[Extracted records]
• • • • •
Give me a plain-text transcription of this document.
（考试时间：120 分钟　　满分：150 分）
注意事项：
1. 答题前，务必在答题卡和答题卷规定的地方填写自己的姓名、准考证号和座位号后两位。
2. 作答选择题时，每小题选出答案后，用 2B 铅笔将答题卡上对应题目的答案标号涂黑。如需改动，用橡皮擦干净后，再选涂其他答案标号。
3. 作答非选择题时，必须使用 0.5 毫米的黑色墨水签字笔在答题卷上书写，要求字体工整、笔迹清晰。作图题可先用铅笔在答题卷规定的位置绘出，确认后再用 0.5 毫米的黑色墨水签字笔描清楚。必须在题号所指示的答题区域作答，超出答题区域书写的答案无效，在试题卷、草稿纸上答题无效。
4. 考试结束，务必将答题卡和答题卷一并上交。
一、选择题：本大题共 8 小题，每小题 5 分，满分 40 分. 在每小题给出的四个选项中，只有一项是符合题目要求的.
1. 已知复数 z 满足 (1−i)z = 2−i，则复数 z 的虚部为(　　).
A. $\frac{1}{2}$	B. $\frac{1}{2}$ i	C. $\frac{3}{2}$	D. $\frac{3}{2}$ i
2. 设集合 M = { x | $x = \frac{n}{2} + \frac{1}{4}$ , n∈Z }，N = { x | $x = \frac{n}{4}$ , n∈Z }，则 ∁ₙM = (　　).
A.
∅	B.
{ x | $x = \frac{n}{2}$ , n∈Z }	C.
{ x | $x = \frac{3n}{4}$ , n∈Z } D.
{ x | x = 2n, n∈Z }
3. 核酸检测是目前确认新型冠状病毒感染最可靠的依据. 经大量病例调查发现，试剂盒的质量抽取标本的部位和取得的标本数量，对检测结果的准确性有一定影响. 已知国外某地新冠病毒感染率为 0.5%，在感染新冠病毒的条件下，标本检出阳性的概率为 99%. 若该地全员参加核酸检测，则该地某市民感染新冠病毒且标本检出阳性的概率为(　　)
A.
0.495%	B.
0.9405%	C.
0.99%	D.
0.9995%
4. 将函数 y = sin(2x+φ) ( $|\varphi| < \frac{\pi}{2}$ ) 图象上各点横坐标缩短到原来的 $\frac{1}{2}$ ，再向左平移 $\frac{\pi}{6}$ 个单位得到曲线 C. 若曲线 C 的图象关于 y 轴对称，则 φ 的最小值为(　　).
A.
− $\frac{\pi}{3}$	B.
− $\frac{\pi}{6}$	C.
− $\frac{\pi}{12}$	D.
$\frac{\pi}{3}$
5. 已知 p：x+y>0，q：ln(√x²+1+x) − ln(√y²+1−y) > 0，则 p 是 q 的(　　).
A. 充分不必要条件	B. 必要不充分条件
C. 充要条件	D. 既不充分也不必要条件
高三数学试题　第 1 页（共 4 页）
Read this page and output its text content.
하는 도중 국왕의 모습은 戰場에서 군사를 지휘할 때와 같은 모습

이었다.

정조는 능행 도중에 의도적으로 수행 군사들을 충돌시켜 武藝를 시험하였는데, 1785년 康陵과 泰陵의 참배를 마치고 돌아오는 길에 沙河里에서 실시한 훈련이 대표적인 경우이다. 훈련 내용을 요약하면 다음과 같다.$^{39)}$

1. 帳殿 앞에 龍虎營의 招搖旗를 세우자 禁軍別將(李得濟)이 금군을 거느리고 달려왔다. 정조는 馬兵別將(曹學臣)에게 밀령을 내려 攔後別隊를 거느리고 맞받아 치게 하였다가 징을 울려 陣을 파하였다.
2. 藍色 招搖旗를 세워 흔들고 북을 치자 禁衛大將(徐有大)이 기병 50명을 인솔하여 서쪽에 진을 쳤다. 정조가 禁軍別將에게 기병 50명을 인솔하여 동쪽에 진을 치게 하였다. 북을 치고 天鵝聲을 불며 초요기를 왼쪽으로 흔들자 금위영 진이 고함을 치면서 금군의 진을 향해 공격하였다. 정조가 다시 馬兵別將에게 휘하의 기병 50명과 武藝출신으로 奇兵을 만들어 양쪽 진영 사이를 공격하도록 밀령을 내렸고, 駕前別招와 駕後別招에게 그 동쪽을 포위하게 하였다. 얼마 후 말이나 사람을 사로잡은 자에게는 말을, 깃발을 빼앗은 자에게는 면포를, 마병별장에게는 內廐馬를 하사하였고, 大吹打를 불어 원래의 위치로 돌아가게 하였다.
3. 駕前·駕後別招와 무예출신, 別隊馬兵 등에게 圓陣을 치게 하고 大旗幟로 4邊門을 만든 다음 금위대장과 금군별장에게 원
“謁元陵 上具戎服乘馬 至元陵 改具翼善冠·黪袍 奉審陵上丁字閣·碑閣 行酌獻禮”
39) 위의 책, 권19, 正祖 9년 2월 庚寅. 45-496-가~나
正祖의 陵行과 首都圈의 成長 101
• • • • •
#### Given problem:
Quote, word for word, every line starting at the one that contains "Read this page and output its text content." and ending with the final line of the entries.

#### The result:
Read this page and output its text content.
하는 도중 국왕의 모습은 戰場에서 군사를 지휘할 때와 같은 모습

이었다.

정조는 능행 도중에 의도적으로 수행 군사들을 충돌시켜 武藝를 시험하였는데, 1785년 康陵과 泰陵의 참배를 마치고 돌아오는 길에 沙河里에서 실시한 훈련이 대표적인 경우이다. 훈련 내용을 요약하면 다음과 같다.$^{39)}$

1. 帳殿 앞에 龍虎營의 招搖旗를 세우자 禁軍別將(李得濟)이 금군을 거느리고 달려왔다. 정조는 馬兵別將(曹學臣)에게 밀령을 내려 攔後別隊를 거느리고 맞받아 치게 하였다가 징을 울려 陣을 파하였다.
2. 藍色 招搖旗를 세워 흔들고 북을 치자 禁衛大將(徐有大)이 기병 50명을 인솔하여 서쪽에 진을 쳤다. 정조가 禁軍別將에게 기병 50명을 인솔하여 동쪽에 진을 치게 하였다. 북을 치고 天鵝聲을 불며 초요기를 왼쪽으로 흔들자 금위영 진이 고함을 치면서 금군의 진을 향해 공격하였다. 정조가 다시 馬兵別將에게 휘하의 기병 50명과 武藝출신으로 奇兵을 만들어 양쪽 진영 사이를 공격하도록 밀령을 내렸고, 駕前別招와 駕後別招에게 그 동쪽을 포위하게 하였다. 얼마 후 말이나 사람을 사로잡은 자에게는 말을, 깃발을 빼앗은 자에게는 면포를, 마병별장에게는 內廐馬를 하사하였고, 大吹打를 불어 원래의 위치로 돌아가게 하였다.
3. 駕前·駕後別招와 무예출신, 別隊馬兵 등에게 圓陣을 치게 하고 大旗幟로 4邊門을 만든 다음 금위대장과 금군별장에게 원
“謁元陵 上具戎服乘馬 至元陵 改具翼善冠·黪袍 奉審陵上丁字閣·碑閣 行酌獻禮”
39) 위의 책, 권19, 正祖 9년 2월 庚寅. 45-496-가~나
正祖의 陵行과 首都圈의 成長 101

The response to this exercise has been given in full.